--- Begin Dataset records ---

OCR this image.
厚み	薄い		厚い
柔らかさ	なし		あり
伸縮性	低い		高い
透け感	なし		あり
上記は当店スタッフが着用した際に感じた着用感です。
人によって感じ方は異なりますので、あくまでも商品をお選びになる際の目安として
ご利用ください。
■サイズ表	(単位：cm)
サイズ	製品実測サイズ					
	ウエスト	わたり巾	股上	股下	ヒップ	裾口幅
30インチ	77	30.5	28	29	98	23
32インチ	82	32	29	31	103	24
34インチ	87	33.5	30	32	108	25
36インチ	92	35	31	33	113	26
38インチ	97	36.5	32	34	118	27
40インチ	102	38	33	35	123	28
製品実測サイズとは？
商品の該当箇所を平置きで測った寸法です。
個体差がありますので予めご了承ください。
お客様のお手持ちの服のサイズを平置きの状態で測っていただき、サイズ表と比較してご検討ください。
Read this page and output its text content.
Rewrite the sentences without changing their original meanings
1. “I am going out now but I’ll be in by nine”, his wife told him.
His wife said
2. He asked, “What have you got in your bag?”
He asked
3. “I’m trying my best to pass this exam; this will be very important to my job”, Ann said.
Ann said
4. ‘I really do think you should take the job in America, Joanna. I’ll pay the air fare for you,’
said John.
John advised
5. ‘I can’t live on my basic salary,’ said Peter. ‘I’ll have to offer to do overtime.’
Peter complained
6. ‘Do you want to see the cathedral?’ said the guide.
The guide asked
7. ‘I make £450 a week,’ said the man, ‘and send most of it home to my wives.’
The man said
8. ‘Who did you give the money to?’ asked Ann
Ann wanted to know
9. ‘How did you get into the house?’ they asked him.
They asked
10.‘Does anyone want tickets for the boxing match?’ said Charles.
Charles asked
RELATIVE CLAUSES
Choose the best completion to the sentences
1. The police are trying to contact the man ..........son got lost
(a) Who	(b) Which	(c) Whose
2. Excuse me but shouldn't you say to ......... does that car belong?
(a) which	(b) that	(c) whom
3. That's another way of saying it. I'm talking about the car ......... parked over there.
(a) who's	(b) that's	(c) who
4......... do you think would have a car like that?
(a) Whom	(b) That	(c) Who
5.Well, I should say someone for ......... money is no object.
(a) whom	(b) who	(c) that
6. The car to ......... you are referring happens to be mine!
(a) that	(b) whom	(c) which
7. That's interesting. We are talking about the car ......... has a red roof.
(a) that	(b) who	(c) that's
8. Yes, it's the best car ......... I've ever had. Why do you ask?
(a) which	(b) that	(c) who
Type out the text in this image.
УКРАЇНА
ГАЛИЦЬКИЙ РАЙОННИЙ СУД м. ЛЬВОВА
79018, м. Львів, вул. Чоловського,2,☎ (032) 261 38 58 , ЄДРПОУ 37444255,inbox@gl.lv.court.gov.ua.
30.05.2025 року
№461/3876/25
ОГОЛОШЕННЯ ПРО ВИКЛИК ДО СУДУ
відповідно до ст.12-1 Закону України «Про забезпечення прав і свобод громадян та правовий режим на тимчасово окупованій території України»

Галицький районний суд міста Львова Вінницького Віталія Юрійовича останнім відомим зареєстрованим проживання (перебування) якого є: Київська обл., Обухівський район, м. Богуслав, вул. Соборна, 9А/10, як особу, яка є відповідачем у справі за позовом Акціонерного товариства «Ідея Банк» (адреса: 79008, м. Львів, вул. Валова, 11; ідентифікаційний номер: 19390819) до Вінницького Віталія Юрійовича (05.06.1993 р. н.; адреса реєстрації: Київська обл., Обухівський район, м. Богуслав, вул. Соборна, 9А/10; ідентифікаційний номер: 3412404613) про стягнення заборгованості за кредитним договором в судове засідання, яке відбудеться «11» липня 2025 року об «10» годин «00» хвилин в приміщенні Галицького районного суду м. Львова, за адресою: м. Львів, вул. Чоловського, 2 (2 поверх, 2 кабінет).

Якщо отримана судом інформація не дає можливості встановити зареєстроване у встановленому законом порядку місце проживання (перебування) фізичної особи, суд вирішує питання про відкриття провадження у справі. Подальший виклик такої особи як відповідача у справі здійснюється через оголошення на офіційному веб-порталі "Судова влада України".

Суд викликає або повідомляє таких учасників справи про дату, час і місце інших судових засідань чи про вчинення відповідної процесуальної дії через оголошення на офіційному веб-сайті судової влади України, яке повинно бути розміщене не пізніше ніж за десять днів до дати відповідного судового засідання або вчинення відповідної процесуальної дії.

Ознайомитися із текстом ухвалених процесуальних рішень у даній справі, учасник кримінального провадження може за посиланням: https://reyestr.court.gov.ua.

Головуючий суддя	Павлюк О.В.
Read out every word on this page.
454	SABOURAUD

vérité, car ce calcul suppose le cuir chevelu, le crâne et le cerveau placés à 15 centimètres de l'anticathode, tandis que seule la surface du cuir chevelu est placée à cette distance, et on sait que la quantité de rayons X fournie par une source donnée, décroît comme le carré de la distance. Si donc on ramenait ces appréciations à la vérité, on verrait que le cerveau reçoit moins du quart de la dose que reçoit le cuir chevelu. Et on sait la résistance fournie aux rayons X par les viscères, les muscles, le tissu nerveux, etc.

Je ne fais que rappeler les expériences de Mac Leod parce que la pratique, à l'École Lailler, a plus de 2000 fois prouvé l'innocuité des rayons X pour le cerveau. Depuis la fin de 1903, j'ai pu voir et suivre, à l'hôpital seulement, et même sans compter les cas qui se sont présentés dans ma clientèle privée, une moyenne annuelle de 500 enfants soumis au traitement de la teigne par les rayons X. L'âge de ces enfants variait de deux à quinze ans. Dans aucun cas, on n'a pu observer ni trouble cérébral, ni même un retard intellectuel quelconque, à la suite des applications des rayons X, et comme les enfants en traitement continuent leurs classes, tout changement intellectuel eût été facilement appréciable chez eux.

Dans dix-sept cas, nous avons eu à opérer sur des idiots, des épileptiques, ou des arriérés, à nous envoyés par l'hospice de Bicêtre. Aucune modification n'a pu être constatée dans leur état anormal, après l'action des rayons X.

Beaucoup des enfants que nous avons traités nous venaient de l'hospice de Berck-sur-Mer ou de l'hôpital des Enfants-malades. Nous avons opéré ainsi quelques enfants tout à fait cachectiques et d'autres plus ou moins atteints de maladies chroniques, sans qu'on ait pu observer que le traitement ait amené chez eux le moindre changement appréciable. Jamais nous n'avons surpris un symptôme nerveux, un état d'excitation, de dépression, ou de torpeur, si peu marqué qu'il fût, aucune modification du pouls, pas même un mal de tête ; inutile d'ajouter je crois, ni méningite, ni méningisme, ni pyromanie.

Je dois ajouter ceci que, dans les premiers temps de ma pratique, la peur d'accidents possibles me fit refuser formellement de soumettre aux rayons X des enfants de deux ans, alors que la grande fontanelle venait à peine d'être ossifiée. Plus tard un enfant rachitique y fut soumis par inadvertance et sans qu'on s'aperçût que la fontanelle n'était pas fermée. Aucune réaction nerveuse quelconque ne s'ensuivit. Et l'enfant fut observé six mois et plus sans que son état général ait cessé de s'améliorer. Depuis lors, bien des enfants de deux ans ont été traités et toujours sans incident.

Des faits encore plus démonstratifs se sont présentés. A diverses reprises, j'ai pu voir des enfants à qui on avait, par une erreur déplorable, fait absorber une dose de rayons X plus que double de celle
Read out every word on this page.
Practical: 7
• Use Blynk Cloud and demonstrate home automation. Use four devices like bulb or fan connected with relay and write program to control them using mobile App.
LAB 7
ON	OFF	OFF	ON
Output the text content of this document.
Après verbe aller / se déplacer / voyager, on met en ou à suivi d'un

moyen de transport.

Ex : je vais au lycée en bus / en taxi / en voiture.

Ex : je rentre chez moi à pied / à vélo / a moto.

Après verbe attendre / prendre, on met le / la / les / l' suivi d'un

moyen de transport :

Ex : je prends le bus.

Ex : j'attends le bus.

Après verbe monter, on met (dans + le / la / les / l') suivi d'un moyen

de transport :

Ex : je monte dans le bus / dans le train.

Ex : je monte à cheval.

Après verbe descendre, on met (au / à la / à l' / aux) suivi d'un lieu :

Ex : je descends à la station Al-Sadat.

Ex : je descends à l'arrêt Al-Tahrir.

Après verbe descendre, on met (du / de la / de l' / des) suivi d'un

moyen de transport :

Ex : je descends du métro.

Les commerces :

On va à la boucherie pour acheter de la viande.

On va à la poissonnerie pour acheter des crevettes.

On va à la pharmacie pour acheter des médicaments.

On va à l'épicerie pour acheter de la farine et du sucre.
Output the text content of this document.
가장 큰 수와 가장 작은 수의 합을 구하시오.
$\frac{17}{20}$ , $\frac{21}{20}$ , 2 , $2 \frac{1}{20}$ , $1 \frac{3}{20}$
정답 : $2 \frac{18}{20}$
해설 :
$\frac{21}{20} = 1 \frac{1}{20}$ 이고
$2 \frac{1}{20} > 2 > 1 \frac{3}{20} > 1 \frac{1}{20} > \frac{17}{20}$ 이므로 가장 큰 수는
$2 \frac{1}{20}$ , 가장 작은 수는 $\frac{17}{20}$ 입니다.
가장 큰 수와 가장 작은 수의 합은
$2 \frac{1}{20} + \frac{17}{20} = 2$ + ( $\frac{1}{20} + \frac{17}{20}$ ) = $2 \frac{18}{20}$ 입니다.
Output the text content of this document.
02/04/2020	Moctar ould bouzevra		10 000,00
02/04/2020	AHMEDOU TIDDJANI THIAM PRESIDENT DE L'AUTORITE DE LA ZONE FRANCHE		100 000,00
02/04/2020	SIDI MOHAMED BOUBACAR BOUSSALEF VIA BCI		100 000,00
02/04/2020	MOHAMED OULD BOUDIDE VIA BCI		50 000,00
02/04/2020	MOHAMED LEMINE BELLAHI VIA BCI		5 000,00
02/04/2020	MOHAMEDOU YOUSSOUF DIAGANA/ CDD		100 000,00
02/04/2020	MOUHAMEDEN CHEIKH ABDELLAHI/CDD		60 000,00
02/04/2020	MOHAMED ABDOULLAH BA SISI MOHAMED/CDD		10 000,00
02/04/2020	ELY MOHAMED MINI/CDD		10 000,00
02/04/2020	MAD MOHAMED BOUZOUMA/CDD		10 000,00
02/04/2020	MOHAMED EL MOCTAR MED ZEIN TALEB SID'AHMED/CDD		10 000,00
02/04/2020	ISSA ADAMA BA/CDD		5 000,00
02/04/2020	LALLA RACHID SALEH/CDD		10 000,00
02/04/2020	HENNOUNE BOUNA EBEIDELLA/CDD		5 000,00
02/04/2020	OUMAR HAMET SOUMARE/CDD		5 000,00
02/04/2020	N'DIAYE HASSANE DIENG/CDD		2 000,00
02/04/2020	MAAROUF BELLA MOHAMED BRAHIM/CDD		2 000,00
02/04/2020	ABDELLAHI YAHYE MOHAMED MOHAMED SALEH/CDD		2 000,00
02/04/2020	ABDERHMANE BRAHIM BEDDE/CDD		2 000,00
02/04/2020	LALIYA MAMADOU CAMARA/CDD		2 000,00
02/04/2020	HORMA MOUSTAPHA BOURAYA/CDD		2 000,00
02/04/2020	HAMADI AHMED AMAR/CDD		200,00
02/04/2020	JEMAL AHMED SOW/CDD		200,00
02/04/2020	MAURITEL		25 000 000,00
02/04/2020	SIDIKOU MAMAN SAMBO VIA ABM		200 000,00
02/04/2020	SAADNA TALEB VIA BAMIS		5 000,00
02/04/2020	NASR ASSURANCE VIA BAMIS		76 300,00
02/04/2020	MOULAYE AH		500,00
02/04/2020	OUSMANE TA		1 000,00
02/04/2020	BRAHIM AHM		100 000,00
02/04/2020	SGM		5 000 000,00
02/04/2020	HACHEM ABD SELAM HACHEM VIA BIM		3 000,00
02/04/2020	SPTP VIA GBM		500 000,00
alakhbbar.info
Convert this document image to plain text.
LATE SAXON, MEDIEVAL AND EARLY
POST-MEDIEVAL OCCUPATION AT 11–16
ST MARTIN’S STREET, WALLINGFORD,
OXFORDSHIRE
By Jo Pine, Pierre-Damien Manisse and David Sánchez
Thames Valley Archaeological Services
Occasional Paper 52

--- End Dataset records ---

■ Given exercise ■
Return every line containing "TALEB".

■ Response ■
02/04/2020	MOHAMED EL MOCTAR MED ZEIN TALEB SID'AHMED/CDD		10 000,00
02/04/2020	SAADNA TALEB VIA BAMIS		5 000,00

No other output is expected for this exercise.